Determine how many lines contain the string "Постановление". Reply with that figure and nothing else.

Data listing =>
+++
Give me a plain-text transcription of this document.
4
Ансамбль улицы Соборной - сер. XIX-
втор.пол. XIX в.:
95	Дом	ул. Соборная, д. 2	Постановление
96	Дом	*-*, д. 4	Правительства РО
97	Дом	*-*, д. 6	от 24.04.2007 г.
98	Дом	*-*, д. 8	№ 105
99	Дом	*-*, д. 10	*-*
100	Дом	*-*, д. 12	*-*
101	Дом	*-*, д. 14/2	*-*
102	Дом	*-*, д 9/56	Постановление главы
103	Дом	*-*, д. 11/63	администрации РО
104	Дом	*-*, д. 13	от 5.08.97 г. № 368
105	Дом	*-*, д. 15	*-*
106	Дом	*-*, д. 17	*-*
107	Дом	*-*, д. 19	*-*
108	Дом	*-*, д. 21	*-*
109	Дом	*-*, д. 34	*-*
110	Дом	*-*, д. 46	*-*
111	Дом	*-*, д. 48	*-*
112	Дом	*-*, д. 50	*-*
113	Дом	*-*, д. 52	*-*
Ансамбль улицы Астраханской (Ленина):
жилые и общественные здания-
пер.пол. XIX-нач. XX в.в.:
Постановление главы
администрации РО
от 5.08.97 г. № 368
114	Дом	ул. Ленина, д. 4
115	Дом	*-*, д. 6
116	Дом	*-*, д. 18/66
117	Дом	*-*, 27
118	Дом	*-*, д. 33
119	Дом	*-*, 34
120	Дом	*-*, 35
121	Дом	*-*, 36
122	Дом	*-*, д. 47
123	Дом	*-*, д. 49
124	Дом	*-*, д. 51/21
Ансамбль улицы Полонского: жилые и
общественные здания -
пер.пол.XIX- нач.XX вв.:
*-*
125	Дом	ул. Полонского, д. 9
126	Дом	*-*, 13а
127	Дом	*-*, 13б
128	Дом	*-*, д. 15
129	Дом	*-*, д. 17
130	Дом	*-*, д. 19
+++
REPLY TO THE TASK =>
3